AIM – Copy out all lines where "пункта" appears.

** BEGIN RECORD EXCERPTS **

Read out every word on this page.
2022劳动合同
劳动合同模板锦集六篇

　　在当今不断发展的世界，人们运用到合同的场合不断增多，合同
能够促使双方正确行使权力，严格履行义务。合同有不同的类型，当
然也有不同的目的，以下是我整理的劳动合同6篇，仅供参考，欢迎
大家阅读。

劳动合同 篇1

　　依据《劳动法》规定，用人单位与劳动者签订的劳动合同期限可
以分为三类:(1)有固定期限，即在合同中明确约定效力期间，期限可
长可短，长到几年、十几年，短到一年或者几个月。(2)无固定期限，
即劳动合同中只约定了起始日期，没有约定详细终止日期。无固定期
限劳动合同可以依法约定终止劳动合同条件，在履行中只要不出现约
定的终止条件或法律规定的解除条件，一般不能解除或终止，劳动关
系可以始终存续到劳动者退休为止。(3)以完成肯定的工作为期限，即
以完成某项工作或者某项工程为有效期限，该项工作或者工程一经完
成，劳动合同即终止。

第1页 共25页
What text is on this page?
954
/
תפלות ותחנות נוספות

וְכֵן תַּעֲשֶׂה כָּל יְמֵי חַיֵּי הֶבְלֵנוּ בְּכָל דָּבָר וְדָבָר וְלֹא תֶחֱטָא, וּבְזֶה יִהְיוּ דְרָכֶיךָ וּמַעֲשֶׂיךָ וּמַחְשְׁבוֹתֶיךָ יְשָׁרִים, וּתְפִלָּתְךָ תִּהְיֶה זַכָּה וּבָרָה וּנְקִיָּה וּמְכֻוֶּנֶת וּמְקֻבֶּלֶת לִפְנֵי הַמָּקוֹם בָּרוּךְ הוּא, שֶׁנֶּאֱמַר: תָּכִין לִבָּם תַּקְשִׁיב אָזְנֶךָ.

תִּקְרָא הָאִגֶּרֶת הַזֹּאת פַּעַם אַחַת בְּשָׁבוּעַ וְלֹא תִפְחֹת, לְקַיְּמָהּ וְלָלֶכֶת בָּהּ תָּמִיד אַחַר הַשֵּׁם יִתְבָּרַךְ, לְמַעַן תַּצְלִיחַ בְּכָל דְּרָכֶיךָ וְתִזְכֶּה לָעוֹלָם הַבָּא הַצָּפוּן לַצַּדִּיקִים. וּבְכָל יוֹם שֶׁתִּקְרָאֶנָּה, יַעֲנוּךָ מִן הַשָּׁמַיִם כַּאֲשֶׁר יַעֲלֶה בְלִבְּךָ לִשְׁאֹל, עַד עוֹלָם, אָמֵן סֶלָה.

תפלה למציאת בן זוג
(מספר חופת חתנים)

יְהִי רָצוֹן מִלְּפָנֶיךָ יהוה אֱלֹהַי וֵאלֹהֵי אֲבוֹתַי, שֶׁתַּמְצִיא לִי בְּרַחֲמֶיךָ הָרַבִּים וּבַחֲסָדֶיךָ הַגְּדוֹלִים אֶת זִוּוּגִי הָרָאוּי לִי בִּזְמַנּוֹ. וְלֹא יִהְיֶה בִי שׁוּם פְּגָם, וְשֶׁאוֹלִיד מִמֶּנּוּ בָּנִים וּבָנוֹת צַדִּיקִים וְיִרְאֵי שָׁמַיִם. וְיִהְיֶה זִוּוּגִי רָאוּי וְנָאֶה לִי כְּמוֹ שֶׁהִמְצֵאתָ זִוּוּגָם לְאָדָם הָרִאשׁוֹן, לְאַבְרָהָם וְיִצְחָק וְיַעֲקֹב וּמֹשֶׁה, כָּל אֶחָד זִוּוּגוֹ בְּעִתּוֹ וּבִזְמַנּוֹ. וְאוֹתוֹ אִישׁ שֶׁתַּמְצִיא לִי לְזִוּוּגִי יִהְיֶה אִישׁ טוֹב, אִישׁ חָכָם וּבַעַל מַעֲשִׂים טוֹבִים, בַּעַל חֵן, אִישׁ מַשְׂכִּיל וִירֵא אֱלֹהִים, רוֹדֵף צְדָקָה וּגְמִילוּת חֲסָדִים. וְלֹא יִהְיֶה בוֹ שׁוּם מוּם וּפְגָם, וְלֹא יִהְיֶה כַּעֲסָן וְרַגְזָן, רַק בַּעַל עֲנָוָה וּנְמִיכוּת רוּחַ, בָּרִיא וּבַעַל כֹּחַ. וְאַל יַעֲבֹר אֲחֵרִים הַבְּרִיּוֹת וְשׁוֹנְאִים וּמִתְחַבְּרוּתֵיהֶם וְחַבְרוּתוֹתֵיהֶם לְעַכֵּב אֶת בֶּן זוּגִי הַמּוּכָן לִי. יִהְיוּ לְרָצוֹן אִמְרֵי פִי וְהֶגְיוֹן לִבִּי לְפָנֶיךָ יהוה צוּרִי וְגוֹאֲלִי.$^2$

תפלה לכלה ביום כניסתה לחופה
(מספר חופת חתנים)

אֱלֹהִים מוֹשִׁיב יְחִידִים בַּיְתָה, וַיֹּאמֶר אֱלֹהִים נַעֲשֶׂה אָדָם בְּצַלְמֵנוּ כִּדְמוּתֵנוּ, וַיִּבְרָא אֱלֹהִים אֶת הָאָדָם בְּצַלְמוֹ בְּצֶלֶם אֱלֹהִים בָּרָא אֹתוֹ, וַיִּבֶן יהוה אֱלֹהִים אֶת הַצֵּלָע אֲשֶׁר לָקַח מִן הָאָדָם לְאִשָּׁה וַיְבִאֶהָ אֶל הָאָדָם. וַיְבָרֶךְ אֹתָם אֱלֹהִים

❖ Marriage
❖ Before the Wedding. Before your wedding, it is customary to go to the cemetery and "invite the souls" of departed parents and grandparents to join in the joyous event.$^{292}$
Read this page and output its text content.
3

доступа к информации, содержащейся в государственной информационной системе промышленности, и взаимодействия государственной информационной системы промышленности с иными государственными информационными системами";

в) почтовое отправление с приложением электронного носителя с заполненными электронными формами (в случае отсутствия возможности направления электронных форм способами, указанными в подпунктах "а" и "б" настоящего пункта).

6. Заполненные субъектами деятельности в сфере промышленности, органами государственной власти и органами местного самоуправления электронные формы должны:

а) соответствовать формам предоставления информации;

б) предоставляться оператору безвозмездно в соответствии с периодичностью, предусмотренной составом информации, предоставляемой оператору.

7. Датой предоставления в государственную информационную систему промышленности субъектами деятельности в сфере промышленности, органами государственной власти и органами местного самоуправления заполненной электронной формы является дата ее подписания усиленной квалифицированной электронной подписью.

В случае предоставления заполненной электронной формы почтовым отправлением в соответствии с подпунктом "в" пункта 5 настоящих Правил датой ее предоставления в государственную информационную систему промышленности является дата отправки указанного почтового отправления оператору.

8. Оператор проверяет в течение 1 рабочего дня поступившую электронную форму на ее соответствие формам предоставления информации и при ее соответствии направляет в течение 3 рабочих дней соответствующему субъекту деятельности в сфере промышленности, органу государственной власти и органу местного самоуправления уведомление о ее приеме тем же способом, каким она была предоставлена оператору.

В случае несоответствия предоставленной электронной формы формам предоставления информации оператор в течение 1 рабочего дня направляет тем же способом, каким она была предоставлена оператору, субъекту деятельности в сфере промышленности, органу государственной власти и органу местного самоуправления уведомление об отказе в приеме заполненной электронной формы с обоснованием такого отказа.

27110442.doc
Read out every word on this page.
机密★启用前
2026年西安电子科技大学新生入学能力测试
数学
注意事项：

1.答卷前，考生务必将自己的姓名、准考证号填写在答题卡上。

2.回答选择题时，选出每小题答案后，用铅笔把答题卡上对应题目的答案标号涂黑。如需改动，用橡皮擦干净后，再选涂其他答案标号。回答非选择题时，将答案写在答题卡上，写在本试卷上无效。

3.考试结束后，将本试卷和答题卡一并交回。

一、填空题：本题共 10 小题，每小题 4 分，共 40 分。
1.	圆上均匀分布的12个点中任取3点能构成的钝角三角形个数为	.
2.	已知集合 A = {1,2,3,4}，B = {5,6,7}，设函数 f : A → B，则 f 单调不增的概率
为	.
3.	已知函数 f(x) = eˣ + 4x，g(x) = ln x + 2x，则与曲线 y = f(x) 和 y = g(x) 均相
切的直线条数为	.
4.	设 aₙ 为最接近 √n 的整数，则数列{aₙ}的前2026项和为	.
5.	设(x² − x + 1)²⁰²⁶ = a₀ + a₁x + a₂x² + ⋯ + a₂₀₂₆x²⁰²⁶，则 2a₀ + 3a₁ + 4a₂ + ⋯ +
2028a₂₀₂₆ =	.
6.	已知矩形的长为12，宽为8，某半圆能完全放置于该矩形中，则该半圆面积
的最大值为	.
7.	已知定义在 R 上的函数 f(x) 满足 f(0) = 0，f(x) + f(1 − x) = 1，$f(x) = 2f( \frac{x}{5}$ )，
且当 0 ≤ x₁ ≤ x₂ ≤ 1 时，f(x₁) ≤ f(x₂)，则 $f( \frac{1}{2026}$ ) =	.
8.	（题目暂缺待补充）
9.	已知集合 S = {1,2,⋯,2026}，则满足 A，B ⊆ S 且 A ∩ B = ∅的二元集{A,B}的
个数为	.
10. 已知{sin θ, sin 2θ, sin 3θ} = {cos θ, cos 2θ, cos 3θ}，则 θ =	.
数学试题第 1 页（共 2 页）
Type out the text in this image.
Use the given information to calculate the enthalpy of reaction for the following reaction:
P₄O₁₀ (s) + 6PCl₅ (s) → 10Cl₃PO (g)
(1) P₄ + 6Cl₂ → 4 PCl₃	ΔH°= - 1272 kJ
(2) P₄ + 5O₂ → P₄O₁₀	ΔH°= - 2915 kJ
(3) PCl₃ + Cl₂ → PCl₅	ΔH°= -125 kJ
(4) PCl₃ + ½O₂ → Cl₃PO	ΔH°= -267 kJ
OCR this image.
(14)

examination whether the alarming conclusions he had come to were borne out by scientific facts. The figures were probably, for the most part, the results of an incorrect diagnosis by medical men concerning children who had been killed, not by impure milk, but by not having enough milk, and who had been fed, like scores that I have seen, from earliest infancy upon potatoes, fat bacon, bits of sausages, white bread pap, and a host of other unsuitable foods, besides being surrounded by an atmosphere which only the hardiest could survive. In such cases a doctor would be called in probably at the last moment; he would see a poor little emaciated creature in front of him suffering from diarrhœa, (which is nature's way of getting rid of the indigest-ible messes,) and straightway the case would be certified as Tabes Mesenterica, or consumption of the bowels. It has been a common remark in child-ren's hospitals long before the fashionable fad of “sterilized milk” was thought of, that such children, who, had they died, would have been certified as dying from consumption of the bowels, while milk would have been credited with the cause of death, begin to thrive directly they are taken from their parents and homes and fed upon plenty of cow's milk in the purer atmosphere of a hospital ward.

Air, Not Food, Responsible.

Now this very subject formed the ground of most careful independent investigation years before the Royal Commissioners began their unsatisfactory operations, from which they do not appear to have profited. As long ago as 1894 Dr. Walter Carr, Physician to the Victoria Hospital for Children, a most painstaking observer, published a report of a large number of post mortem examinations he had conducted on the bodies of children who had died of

** END RECORD EXCERPTS **

SOLUTION TO THE EXERCISE –
в) почтовое отправление с приложением электронного носителя с заполненными электронными формами (в случае отсутствия возможности направления электронных форм способами, указанными в подпунктах "а" и "б" настоящего пункта).
В случае предоставления заполненной электронной формы почтовым отправлением в соответствии с подпунктом "в" пункта 5 настоящих Правил датой ее предоставления в государственную информационную систему промышленности является дата отправки указанного почтового отправления оператору.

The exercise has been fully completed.